GIVEN DATA.
• • • •

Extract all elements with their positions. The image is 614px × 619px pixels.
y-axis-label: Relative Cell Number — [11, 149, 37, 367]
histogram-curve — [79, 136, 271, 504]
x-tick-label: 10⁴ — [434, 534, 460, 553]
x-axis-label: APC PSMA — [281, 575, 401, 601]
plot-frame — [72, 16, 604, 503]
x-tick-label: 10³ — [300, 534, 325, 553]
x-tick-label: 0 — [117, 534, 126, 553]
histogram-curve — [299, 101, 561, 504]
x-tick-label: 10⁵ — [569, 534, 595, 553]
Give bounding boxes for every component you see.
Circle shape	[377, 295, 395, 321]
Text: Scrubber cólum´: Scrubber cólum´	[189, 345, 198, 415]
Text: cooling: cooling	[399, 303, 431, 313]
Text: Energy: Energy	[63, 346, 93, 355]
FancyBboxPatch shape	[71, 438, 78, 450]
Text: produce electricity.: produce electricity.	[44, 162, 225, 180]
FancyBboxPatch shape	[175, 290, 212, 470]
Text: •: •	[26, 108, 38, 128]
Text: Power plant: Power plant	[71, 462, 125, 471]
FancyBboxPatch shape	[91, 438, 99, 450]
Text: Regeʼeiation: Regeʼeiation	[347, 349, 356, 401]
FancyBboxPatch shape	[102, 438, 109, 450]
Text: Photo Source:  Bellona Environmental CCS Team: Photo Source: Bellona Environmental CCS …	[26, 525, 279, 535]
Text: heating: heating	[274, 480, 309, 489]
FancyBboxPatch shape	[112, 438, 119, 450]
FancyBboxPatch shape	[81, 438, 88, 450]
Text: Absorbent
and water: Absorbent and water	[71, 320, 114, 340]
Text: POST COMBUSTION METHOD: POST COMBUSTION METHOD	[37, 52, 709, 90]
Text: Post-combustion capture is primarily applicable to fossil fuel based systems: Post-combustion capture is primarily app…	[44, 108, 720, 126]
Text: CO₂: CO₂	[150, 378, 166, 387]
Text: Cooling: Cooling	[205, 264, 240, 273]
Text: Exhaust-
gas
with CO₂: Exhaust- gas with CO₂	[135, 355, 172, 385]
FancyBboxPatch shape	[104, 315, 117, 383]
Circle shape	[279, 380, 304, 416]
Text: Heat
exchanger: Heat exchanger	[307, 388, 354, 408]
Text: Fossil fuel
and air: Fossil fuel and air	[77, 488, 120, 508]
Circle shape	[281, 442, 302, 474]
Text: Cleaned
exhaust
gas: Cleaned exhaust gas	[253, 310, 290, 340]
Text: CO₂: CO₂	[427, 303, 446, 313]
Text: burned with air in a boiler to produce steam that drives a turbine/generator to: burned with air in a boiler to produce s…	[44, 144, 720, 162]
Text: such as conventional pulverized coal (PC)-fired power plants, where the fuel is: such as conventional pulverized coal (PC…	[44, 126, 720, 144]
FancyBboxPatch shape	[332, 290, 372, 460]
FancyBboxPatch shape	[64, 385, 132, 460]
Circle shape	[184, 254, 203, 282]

• • • •

GOAL.
Rewrite all the rows above, replacing "FancyBboxPatch shape" with "Rounded box shape" wherever it occurs and leaving everything else unchanged.

ANSWER TO THIS TASK.
Extract all elements with their positions. The image is 614px × 619px pixels.
y-axis-label: Relative Cell Number — [11, 149, 37, 367]
histogram-curve — [79, 136, 271, 504]
x-tick-label: 10⁴ — [434, 534, 460, 553]
x-axis-label: APC PSMA — [281, 575, 401, 601]
plot-frame — [72, 16, 604, 503]
x-tick-label: 10³ — [300, 534, 325, 553]
x-tick-label: 0 — [117, 534, 126, 553]
histogram-curve — [299, 101, 561, 504]
x-tick-label: 10⁵ — [569, 534, 595, 553]
Give bounding boxes for every component you see.
Circle shape	[377, 295, 395, 321]
Text: Scrubber cólum´: Scrubber cólum´	[189, 345, 198, 415]
Text: cooling: cooling	[399, 303, 431, 313]
Text: Energy: Energy	[63, 346, 93, 355]
Rounded box shape	[71, 438, 78, 450]
Text: produce electricity.: produce electricity.	[44, 162, 225, 180]
Rounded box shape	[175, 290, 212, 470]
Text: •: •	[26, 108, 38, 128]
Text: Power plant: Power plant	[71, 462, 125, 471]
Rounded box shape	[91, 438, 99, 450]
Text: Regeʼeiation: Regeʼeiation	[347, 349, 356, 401]
Rounded box shape	[102, 438, 109, 450]
Text: Photo Source:  Bellona Environmental CCS Team: Photo Source: Bellona Environmental CCS …	[26, 525, 279, 535]
Text: heating: heating	[274, 480, 309, 489]
Rounded box shape	[112, 438, 119, 450]
Rounded box shape	[81, 438, 88, 450]
Text: Absorbent
and water: Absorbent and water	[71, 320, 114, 340]
Text: POST COMBUSTION METHOD: POST COMBUSTION METHOD	[37, 52, 709, 90]
Text: Post-combustion capture is primarily applicable to fossil fuel based systems: Post-combustion capture is primarily app…	[44, 108, 720, 126]
Text: CO₂: CO₂	[150, 378, 166, 387]
Text: Cooling: Cooling	[205, 264, 240, 273]
Text: Exhaust-
gas
with CO₂: Exhaust- gas with CO₂	[135, 355, 172, 385]
Rounded box shape	[104, 315, 117, 383]
Circle shape	[279, 380, 304, 416]
Text: Heat
exchanger: Heat exchanger	[307, 388, 354, 408]
Text: Fossil fuel
and air: Fossil fuel and air	[77, 488, 120, 508]
Circle shape	[281, 442, 302, 474]
Text: Cleaned
exhaust
gas: Cleaned exhaust gas	[253, 310, 290, 340]
Text: CO₂: CO₂	[427, 303, 446, 313]
Text: burned with air in a boiler to produce steam that drives a turbine/generator to: burned with air in a boiler to produce s…	[44, 144, 720, 162]
Text: such as conventional pulverized coal (PC)-fired power plants, where the fuel is: such as conventional pulverized coal (PC…	[44, 126, 720, 144]
Rounded box shape	[332, 290, 372, 460]
Rounded box shape	[64, 385, 132, 460]
Circle shape	[184, 254, 203, 282]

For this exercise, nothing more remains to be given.